▸ **Extracted data**
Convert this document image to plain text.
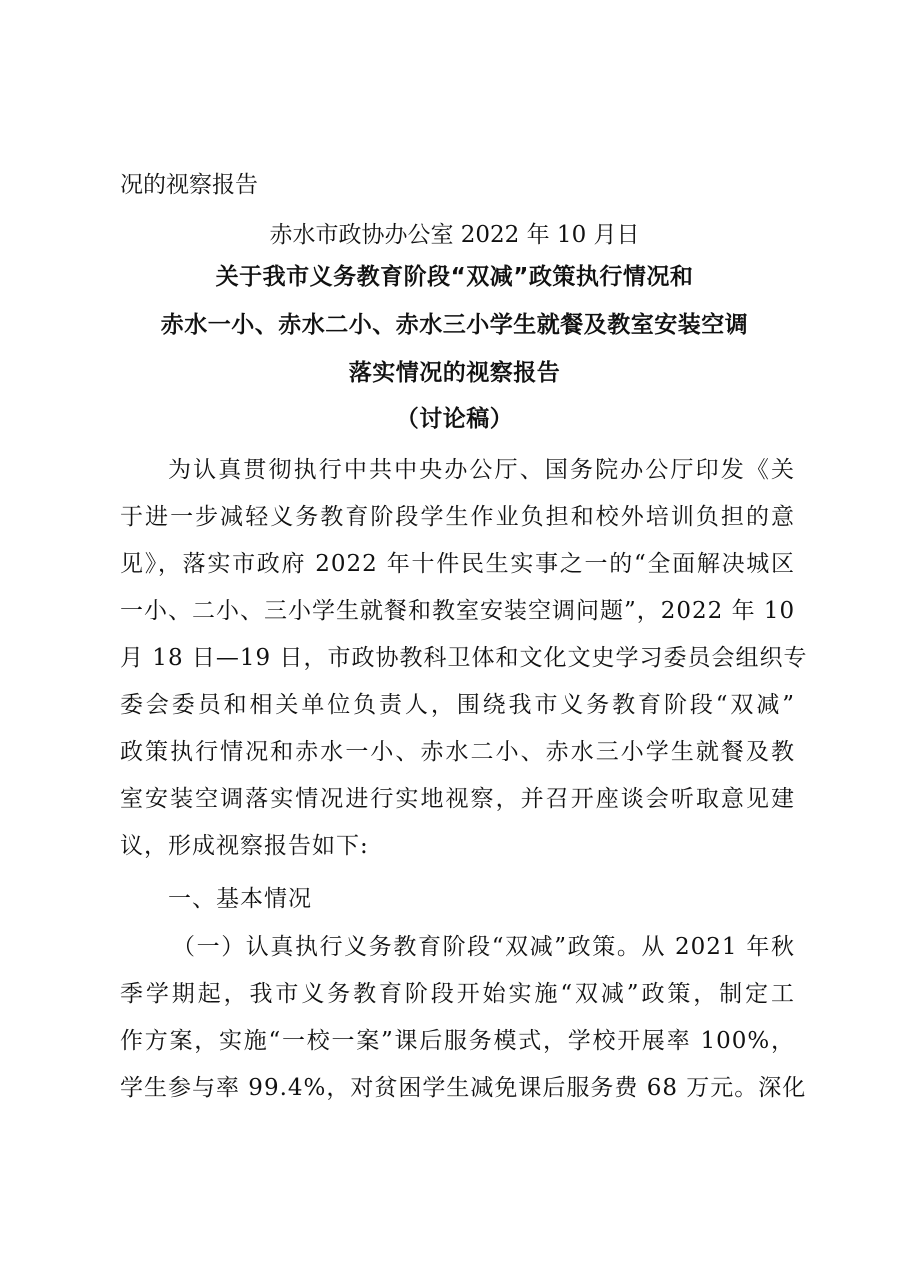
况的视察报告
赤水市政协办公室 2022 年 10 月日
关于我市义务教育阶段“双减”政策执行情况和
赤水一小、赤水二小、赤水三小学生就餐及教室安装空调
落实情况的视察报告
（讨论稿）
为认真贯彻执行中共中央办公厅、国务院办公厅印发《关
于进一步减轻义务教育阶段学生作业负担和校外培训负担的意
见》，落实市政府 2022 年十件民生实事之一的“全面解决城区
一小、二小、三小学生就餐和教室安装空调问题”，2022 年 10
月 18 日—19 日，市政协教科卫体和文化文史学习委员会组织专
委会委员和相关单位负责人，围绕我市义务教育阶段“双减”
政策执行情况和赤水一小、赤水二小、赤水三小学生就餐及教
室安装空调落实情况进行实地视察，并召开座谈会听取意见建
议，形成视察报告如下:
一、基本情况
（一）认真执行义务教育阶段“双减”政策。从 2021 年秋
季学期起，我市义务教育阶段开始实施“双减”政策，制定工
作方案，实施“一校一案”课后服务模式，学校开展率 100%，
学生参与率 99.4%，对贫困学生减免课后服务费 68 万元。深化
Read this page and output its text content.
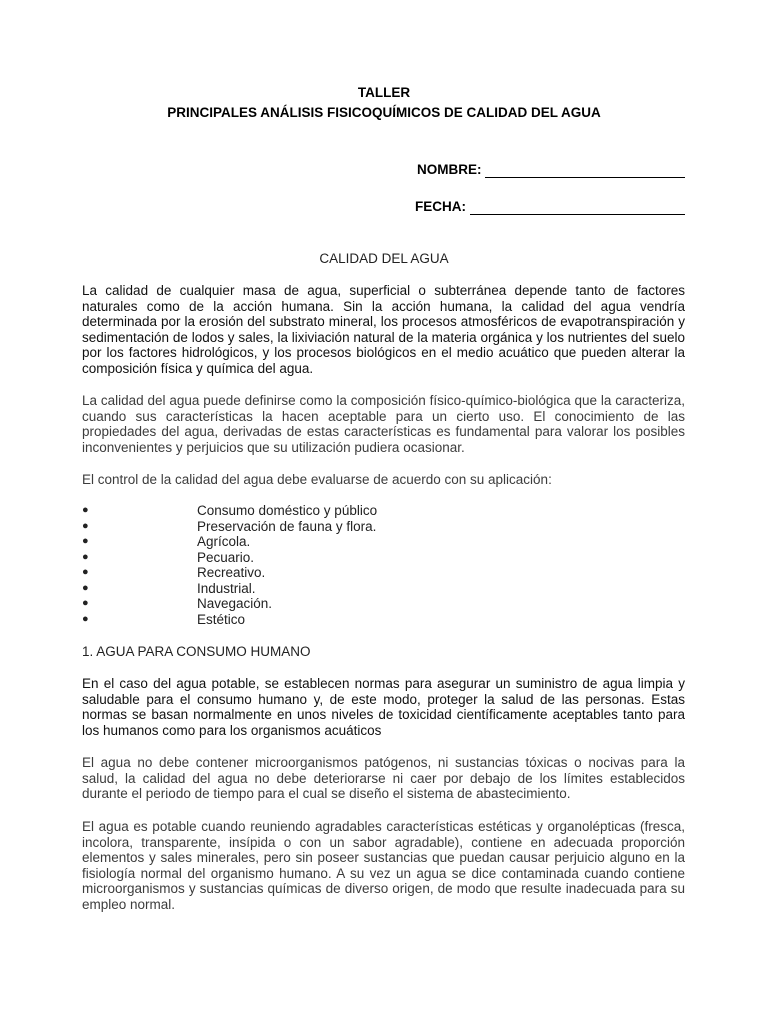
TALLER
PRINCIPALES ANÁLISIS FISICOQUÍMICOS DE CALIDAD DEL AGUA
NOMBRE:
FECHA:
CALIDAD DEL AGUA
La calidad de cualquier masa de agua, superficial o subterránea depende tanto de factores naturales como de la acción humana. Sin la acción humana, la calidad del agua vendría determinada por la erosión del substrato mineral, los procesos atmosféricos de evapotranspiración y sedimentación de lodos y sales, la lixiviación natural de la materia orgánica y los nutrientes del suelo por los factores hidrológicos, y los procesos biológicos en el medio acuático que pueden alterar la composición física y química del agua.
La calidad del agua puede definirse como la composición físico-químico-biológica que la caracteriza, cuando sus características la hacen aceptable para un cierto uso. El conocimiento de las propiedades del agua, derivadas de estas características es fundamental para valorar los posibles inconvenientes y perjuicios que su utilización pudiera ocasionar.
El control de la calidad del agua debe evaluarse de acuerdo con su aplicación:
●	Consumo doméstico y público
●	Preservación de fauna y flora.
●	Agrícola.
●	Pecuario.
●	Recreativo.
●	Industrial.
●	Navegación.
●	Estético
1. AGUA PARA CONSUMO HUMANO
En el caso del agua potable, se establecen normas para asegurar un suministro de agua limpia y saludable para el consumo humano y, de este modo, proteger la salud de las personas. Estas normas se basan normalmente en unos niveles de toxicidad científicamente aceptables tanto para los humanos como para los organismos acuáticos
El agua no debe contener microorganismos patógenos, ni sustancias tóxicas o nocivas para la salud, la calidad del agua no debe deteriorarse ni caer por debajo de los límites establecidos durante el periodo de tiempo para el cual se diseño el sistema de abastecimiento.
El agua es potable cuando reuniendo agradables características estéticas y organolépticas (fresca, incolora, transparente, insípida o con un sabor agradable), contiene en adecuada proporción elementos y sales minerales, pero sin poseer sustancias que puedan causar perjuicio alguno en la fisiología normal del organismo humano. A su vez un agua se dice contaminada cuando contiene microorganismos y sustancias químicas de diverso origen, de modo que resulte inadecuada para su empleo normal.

▸ **Written request**
Return the whole listing, word for word, and leave out every picture.

▸ **Reply to the task**
Convert this document image to plain text.
况的视察报告
赤水市政协办公室 2022 年 10 月日
关于我市义务教育阶段“双减”政策执行情况和
赤水一小、赤水二小、赤水三小学生就餐及教室安装空调
落实情况的视察报告
（讨论稿）
为认真贯彻执行中共中央办公厅、国务院办公厅印发《关
于进一步减轻义务教育阶段学生作业负担和校外培训负担的意
见》，落实市政府 2022 年十件民生实事之一的“全面解决城区
一小、二小、三小学生就餐和教室安装空调问题”，2022 年 10
月 18 日—19 日，市政协教科卫体和文化文史学习委员会组织专
委会委员和相关单位负责人，围绕我市义务教育阶段“双减”
政策执行情况和赤水一小、赤水二小、赤水三小学生就餐及教
室安装空调落实情况进行实地视察，并召开座谈会听取意见建
议，形成视察报告如下:
一、基本情况
（一）认真执行义务教育阶段“双减”政策。从 2021 年秋
季学期起，我市义务教育阶段开始实施“双减”政策，制定工
作方案，实施“一校一案”课后服务模式，学校开展率 100%，
学生参与率 99.4%，对贫困学生减免课后服务费 68 万元。深化
Read this page and output its text content.
TALLER
PRINCIPALES ANÁLISIS FISICOQUÍMICOS DE CALIDAD DEL AGUA
NOMBRE:
FECHA:
CALIDAD DEL AGUA
La calidad de cualquier masa de agua, superficial o subterránea depende tanto de factores naturales como de la acción humana. Sin la acción humana, la calidad del agua vendría determinada por la erosión del substrato mineral, los procesos atmosféricos de evapotranspiración y sedimentación de lodos y sales, la lixiviación natural de la materia orgánica y los nutrientes del suelo por los factores hidrológicos, y los procesos biológicos en el medio acuático que pueden alterar la composición física y química del agua.
La calidad del agua puede definirse como la composición físico-químico-biológica que la caracteriza, cuando sus características la hacen aceptable para un cierto uso. El conocimiento de las propiedades del agua, derivadas de estas características es fundamental para valorar los posibles inconvenientes y perjuicios que su utilización pudiera ocasionar.
El control de la calidad del agua debe evaluarse de acuerdo con su aplicación:
●	Consumo doméstico y público
●	Preservación de fauna y flora.
●	Agrícola.
●	Pecuario.
●	Recreativo.
●	Industrial.
●	Navegación.
●	Estético
1. AGUA PARA CONSUMO HUMANO
En el caso del agua potable, se establecen normas para asegurar un suministro de agua limpia y saludable para el consumo humano y, de este modo, proteger la salud de las personas. Estas normas se basan normalmente en unos niveles de toxicidad científicamente aceptables tanto para los humanos como para los organismos acuáticos
El agua no debe contener microorganismos patógenos, ni sustancias tóxicas o nocivas para la salud, la calidad del agua no debe deteriorarse ni caer por debajo de los límites establecidos durante el periodo de tiempo para el cual se diseño el sistema de abastecimiento.
El agua es potable cuando reuniendo agradables características estéticas y organolépticas (fresca, incolora, transparente, insípida o con un sabor agradable), contiene en adecuada proporción elementos y sales minerales, pero sin poseer sustancias que puedan causar perjuicio alguno en la fisiología normal del organismo humano. A su vez un agua se dice contaminada cuando contiene microorganismos y sustancias químicas de diverso origen, de modo que resulte inadecuada para su empleo normal.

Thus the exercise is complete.